Brief — Each record below is to be reproduced without any change.

Data to process —
--- start ---

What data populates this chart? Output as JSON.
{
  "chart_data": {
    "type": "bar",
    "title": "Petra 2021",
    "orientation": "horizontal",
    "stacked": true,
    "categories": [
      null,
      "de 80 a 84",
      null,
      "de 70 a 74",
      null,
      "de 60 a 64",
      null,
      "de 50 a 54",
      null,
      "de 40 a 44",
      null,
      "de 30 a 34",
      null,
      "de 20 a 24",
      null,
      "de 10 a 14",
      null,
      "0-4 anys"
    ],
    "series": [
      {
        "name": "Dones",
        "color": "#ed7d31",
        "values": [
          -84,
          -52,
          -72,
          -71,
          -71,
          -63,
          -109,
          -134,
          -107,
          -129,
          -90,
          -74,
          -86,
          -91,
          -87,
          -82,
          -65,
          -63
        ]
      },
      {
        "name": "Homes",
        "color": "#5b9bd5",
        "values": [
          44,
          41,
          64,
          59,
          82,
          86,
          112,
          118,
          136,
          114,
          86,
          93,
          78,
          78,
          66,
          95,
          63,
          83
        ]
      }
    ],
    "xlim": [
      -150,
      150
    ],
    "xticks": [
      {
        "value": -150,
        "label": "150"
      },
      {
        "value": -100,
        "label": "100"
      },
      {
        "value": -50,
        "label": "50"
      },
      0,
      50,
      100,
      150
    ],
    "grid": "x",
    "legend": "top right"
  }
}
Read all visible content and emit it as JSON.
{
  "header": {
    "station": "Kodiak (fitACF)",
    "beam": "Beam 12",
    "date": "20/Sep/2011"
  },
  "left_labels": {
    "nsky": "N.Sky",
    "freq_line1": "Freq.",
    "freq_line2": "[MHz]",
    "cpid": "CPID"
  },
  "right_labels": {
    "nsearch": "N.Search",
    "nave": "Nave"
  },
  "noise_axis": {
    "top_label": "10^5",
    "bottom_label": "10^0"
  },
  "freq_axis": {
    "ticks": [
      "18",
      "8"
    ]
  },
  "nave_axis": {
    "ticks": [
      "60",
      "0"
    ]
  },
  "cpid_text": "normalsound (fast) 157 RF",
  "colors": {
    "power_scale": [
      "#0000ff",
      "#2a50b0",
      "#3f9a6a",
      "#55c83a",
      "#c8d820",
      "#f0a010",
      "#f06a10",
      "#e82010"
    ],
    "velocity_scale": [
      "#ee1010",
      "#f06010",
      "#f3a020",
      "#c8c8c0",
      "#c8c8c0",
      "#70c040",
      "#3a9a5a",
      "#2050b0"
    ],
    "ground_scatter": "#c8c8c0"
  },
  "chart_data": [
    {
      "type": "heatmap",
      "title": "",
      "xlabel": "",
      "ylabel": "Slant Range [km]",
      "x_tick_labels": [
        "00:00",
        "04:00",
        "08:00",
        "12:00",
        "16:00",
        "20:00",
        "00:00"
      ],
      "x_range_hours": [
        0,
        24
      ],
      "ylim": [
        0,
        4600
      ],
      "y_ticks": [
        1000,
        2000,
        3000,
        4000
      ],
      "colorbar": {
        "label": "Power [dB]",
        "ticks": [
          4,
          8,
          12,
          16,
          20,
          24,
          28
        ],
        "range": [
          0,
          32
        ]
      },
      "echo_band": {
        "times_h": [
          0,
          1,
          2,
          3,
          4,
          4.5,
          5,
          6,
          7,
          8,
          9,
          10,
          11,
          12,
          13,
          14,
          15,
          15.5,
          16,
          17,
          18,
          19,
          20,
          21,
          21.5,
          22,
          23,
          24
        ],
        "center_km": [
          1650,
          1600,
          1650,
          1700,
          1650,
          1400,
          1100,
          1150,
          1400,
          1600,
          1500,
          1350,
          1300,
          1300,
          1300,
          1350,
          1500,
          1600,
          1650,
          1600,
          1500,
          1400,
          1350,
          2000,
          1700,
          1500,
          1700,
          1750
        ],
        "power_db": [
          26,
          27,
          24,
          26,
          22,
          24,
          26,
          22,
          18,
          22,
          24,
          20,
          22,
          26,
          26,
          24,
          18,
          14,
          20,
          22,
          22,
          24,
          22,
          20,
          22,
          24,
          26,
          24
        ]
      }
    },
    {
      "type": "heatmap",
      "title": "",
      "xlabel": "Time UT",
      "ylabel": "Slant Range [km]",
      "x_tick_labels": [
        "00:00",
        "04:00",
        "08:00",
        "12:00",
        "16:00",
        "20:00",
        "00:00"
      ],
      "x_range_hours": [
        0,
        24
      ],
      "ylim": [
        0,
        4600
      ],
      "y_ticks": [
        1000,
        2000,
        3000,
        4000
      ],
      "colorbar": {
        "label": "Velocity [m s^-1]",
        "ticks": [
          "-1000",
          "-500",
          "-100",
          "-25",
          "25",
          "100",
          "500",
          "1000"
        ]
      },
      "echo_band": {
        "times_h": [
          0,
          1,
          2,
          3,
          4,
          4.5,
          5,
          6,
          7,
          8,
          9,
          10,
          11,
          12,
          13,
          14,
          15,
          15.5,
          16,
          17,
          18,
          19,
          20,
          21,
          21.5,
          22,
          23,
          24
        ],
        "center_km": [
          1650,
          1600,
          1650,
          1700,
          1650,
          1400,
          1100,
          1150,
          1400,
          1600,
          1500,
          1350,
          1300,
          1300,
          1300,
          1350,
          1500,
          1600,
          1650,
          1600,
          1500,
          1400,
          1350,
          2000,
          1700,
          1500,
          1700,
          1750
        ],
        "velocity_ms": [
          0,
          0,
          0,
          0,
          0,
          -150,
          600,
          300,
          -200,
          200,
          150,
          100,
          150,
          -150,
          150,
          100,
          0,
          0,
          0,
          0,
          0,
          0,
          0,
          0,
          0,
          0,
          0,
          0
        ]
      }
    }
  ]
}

--- end ---

Response to this task —
What data populates this chart? Output as JSON.
{
  "chart_data": {
    "type": "bar",
    "title": "Petra 2021",
    "orientation": "horizontal",
    "stacked": true,
    "categories": [
      null,
      "de 80 a 84",
      null,
      "de 70 a 74",
      null,
      "de 60 a 64",
      null,
      "de 50 a 54",
      null,
      "de 40 a 44",
      null,
      "de 30 a 34",
      null,
      "de 20 a 24",
      null,
      "de 10 a 14",
      null,
      "0-4 anys"
    ],
    "series": [
      {
        "name": "Dones",
        "color": "#ed7d31",
        "values": [
          -84,
          -52,
          -72,
          -71,
          -71,
          -63,
          -109,
          -134,
          -107,
          -129,
          -90,
          -74,
          -86,
          -91,
          -87,
          -82,
          -65,
          -63
        ]
      },
      {
        "name": "Homes",
        "color": "#5b9bd5",
        "values": [
          44,
          41,
          64,
          59,
          82,
          86,
          112,
          118,
          136,
          114,
          86,
          93,
          78,
          78,
          66,
          95,
          63,
          83
        ]
      }
    ],
    "xlim": [
      -150,
      150
    ],
    "xticks": [
      {
        "value": -150,
        "label": "150"
      },
      {
        "value": -100,
        "label": "100"
      },
      {
        "value": -50,
        "label": "50"
      },
      0,
      50,
      100,
      150
    ],
    "grid": "x",
    "legend": "top right"
  }
}
Read all visible content and emit it as JSON.
{
  "header": {
    "station": "Kodiak (fitACF)",
    "beam": "Beam 12",
    "date": "20/Sep/2011"
  },
  "left_labels": {
    "nsky": "N.Sky",
    "freq_line1": "Freq.",
    "freq_line2": "[MHz]",
    "cpid": "CPID"
  },
  "right_labels": {
    "nsearch": "N.Search",
    "nave": "Nave"
  },
  "noise_axis": {
    "top_label": "10^5",
    "bottom_label": "10^0"
  },
  "freq_axis": {
    "ticks": [
      "18",
      "8"
    ]
  },
  "nave_axis": {
    "ticks": [
      "60",
      "0"
    ]
  },
  "cpid_text": "normalsound (fast) 157 RF",
  "colors": {
    "power_scale": [
      "#0000ff",
      "#2a50b0",
      "#3f9a6a",
      "#55c83a",
      "#c8d820",
      "#f0a010",
      "#f06a10",
      "#e82010"
    ],
    "velocity_scale": [
      "#ee1010",
      "#f06010",
      "#f3a020",
      "#c8c8c0",
      "#c8c8c0",
      "#70c040",
      "#3a9a5a",
      "#2050b0"
    ],
    "ground_scatter": "#c8c8c0"
  },
  "chart_data": [
    {
      "type": "heatmap",
      "title": "",
      "xlabel": "",
      "ylabel": "Slant Range [km]",
      "x_tick_labels": [
        "00:00",
        "04:00",
        "08:00",
        "12:00",
        "16:00",
        "20:00",
        "00:00"
      ],
      "x_range_hours": [
        0,
        24
      ],
      "ylim": [
        0,
        4600
      ],
      "y_ticks": [
        1000,
        2000,
        3000,
        4000
      ],
      "colorbar": {
        "label": "Power [dB]",
        "ticks": [
          4,
          8,
          12,
          16,
          20,
          24,
          28
        ],
        "range": [
          0,
          32
        ]
      },
      "echo_band": {
        "times_h": [
          0,
          1,
          2,
          3,
          4,
          4.5,
          5,
          6,
          7,
          8,
          9,
          10,
          11,
          12,
          13,
          14,
          15,
          15.5,
          16,
          17,
          18,
          19,
          20,
          21,
          21.5,
          22,
          23,
          24
        ],
        "center_km": [
          1650,
          1600,
          1650,
          1700,
          1650,
          1400,
          1100,
          1150,
          1400,
          1600,
          1500,
          1350,
          1300,
          1300,
          1300,
          1350,
          1500,
          1600,
          1650,
          1600,
          1500,
          1400,
          1350,
          2000,
          1700,
          1500,
          1700,
          1750
        ],
        "power_db": [
          26,
          27,
          24,
          26,
          22,
          24,
          26,
          22,
          18,
          22,
          24,
          20,
          22,
          26,
          26,
          24,
          18,
          14,
          20,
          22,
          22,
          24,
          22,
          20,
          22,
          24,
          26,
          24
        ]
      }
    },
    {
      "type": "heatmap",
      "title": "",
      "xlabel": "Time UT",
      "ylabel": "Slant Range [km]",
      "x_tick_labels": [
        "00:00",
        "04:00",
        "08:00",
        "12:00",
        "16:00",
        "20:00",
        "00:00"
      ],
      "x_range_hours": [
        0,
        24
      ],
      "ylim": [
        0,
        4600
      ],
      "y_ticks": [
        1000,
        2000,
        3000,
        4000
      ],
      "colorbar": {
        "label": "Velocity [m s^-1]",
        "ticks": [
          "-1000",
          "-500",
          "-100",
          "-25",
          "25",
          "100",
          "500",
          "1000"
        ]
      },
      "echo_band": {
        "times_h": [
          0,
          1,
          2,
          3,
          4,
          4.5,
          5,
          6,
          7,
          8,
          9,
          10,
          11,
          12,
          13,
          14,
          15,
          15.5,
          16,
          17,
          18,
          19,
          20,
          21,
          21.5,
          22,
          23,
          24
        ],
        "center_km": [
          1650,
          1600,
          1650,
          1700,
          1650,
          1400,
          1100,
          1150,
          1400,
          1600,
          1500,
          1350,
          1300,
          1300,
          1300,
          1350,
          1500,
          1600,
          1650,
          1600,
          1500,
          1400,
          1350,
          2000,
          1700,
          1500,
          1700,
          1750
        ],
        "velocity_ms": [
          0,
          0,
          0,
          0,
          0,
          -150,
          600,
          300,
          -200,
          200,
          150,
          100,
          150,
          -150,
          150,
          100,
          0,
          0,
          0,
          0,
          0,
          0,
          0,
          0,
          0,
          0,
          0,
          0
        ]
      }
    }
  ]
}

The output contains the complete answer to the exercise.